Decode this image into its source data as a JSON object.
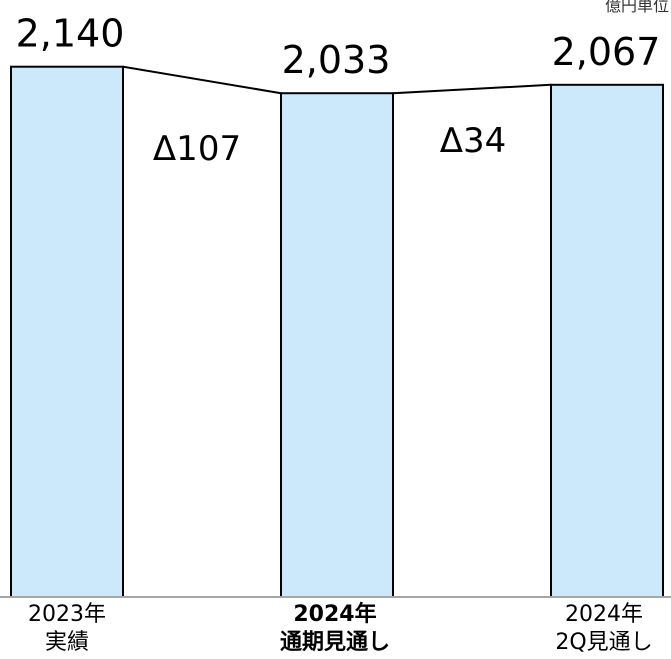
{
  "unit_note": "億円単位",
  "chart_data": {
    "type": "bar",
    "categories": [
      [
        "2023年",
        "実績"
      ],
      [
        "2024年",
        "通期見通し"
      ],
      [
        "2024年",
        "2Q見通し"
      ]
    ],
    "values": [
      2140,
      2033,
      2067
    ],
    "value_labels": [
      "2,140",
      "2,033",
      "2,067"
    ],
    "bold_category_index": 1,
    "differences": [
      "Δ107",
      "Δ34"
    ],
    "colors": {
      "bar_fill": "#cce9fb",
      "bar_stroke": "#000000",
      "connector": "#000000",
      "baseline": "#a6a6a6",
      "text": "#000000"
    },
    "grid": false,
    "legend": "none"
  }
}
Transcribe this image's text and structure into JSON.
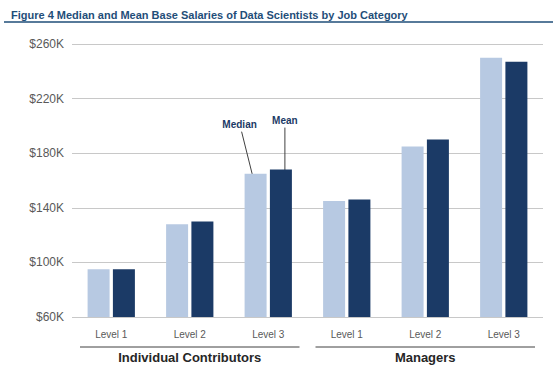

**Given exercise**
Write out all the entries again, word for word, and print no images.

**Exercise response**
Decode this image into its source data as a JSON object.
{
  "unit_note": "億円単位",
  "chart_data": {
    "type": "bar",
    "categories": [
      [
        "2023年",
        "実績"
      ],
      [
        "2024年",
        "通期見通し"
      ],
      [
        "2024年",
        "2Q見通し"
      ]
    ],
    "values": [
      2140,
      2033,
      2067
    ],
    "value_labels": [
      "2,140",
      "2,033",
      "2,067"
    ],
    "bold_category_index": 1,
    "differences": [
      "Δ107",
      "Δ34"
    ],
    "colors": {
      "bar_fill": "#cce9fb",
      "bar_stroke": "#000000",
      "connector": "#000000",
      "baseline": "#a6a6a6",
      "text": "#000000"
    },
    "grid": false,
    "legend": "none"
  }
}
Transcribe this image's text and structure into JSON.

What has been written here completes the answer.